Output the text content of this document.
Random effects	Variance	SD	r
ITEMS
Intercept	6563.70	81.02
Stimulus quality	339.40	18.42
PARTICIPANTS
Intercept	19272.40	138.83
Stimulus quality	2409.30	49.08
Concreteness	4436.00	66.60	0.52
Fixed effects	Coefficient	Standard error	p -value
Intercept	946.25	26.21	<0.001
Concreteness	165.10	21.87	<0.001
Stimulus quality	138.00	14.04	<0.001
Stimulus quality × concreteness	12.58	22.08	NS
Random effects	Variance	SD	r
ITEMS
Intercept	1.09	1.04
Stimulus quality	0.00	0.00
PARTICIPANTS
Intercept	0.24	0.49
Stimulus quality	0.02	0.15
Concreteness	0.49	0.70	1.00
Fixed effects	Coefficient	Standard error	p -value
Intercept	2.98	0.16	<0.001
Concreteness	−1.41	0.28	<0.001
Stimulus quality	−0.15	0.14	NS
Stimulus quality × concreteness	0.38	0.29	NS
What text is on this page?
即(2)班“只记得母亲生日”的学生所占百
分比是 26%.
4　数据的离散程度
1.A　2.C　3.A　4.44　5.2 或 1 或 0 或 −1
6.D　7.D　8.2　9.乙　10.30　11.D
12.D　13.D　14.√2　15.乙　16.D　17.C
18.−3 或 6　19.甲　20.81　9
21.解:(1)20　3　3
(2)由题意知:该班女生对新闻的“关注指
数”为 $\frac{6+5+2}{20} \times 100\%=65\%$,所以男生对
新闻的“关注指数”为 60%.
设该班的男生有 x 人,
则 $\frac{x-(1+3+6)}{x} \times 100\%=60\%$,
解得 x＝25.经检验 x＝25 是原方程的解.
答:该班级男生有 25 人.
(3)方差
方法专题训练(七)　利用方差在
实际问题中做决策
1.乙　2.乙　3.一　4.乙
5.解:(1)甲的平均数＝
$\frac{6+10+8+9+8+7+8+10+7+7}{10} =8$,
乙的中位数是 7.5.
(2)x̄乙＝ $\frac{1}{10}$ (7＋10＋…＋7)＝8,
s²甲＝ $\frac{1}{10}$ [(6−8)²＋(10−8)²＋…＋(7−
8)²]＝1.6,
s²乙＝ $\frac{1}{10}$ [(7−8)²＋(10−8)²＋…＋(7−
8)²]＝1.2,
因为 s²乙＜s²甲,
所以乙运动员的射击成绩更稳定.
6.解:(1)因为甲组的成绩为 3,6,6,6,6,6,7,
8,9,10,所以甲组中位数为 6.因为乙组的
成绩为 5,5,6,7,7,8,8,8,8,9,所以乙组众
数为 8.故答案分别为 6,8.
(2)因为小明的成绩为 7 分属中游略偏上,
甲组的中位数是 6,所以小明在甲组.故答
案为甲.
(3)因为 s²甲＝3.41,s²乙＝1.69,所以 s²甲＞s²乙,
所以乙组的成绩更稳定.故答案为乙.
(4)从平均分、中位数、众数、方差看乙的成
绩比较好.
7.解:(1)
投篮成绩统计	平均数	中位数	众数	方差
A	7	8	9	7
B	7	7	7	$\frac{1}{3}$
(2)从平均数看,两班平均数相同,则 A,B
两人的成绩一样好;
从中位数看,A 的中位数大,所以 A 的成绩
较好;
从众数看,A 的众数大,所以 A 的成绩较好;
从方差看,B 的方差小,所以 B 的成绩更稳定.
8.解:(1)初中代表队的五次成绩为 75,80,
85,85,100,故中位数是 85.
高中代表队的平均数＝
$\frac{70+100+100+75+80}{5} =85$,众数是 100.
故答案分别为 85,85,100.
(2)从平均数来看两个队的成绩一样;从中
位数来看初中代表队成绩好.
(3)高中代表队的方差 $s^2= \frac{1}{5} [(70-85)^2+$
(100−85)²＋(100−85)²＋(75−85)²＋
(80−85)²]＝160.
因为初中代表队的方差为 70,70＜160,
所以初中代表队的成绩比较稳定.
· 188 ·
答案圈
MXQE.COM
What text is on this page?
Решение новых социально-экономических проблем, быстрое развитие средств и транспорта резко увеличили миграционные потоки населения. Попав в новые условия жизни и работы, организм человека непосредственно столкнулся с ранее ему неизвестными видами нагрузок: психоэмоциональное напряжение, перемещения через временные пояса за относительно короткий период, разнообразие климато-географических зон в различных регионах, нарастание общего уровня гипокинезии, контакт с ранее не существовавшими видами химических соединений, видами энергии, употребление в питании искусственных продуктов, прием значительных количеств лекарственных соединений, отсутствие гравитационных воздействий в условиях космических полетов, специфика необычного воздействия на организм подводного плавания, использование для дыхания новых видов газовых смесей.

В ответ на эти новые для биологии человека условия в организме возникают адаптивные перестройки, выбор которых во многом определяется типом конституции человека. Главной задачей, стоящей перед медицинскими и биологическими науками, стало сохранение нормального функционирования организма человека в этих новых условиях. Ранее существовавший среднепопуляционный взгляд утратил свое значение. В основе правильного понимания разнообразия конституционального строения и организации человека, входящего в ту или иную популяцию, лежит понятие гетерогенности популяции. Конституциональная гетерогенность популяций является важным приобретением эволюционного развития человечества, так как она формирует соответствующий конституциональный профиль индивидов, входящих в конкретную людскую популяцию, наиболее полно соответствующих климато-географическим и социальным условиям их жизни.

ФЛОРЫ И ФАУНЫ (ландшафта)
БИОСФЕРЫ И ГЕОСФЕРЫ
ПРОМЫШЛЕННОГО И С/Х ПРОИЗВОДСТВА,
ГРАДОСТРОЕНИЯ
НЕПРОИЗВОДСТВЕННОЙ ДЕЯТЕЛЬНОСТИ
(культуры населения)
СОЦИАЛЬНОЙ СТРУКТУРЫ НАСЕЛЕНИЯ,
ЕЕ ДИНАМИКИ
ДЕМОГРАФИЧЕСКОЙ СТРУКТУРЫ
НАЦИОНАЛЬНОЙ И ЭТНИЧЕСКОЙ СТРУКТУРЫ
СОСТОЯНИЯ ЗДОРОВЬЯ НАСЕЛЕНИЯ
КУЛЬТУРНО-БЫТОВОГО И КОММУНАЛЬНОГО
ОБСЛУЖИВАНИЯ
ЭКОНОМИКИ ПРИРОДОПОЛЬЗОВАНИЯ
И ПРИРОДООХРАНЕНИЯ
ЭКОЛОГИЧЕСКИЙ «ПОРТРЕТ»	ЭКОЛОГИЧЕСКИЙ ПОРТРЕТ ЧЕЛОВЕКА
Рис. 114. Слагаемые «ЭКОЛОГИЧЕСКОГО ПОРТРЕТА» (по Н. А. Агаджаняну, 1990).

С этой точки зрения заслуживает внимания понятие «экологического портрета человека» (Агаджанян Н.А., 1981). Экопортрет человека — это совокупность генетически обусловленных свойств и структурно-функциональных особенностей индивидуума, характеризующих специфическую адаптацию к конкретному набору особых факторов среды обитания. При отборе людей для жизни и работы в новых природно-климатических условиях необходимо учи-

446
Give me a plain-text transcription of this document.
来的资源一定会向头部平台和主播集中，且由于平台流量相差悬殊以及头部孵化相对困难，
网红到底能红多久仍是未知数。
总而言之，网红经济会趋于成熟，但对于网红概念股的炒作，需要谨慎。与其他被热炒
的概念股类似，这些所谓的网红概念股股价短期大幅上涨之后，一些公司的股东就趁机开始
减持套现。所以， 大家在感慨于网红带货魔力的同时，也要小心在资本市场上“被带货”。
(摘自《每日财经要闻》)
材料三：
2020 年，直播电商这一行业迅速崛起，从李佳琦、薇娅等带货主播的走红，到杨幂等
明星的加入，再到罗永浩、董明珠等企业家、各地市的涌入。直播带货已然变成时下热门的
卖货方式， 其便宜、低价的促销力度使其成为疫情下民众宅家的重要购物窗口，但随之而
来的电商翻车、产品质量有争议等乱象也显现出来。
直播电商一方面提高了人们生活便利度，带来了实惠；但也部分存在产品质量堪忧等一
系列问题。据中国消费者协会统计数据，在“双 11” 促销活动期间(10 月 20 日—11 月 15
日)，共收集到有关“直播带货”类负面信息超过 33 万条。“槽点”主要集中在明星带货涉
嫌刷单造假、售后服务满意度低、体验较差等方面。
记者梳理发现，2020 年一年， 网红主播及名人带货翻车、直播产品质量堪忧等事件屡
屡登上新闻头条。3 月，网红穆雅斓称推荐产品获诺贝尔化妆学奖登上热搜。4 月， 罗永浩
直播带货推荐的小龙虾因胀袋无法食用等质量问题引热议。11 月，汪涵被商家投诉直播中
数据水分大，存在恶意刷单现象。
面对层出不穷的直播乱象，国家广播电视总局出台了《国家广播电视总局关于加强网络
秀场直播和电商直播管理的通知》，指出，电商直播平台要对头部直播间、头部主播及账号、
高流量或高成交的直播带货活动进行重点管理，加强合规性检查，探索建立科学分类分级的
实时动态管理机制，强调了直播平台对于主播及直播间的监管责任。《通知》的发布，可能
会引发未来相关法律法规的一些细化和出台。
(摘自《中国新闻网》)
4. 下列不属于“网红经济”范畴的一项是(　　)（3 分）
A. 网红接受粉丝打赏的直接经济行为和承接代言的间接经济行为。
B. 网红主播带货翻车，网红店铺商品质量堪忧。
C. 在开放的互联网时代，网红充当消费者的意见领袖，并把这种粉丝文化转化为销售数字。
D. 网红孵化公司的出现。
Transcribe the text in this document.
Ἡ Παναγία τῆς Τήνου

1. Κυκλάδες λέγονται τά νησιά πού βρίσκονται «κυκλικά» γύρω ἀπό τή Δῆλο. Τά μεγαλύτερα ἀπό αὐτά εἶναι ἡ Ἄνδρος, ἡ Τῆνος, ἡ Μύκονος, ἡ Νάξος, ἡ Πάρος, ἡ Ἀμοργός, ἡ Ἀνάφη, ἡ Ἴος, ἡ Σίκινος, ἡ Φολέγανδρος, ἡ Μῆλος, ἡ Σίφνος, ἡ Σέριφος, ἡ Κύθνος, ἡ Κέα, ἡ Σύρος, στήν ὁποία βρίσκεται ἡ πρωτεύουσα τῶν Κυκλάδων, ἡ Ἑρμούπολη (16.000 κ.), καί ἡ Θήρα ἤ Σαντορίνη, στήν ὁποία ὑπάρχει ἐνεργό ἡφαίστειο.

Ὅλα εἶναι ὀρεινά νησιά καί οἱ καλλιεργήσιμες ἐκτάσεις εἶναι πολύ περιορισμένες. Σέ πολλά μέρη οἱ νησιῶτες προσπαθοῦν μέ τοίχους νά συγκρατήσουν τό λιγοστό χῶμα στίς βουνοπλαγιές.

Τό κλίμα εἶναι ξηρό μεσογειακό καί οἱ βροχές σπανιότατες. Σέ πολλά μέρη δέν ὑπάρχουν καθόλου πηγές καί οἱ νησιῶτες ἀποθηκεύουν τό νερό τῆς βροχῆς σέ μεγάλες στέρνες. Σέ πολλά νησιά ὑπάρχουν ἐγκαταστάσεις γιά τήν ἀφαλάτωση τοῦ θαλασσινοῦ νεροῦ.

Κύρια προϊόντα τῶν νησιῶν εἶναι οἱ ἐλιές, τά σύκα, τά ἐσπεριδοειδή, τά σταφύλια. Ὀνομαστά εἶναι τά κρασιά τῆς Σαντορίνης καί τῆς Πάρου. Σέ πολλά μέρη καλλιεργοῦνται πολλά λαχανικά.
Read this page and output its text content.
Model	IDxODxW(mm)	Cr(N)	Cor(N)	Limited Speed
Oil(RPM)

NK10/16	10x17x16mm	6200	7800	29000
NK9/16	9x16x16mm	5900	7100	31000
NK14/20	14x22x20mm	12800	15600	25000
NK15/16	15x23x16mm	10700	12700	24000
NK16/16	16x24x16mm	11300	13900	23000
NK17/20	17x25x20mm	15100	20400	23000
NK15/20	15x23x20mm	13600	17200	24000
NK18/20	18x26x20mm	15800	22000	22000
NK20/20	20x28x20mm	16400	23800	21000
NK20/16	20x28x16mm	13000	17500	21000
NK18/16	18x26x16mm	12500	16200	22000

• **PROMPT**:
Count every line in the data where the string "Stimulus" occurs. Give nothing except the number.

• **CORRECT RESULT**:
8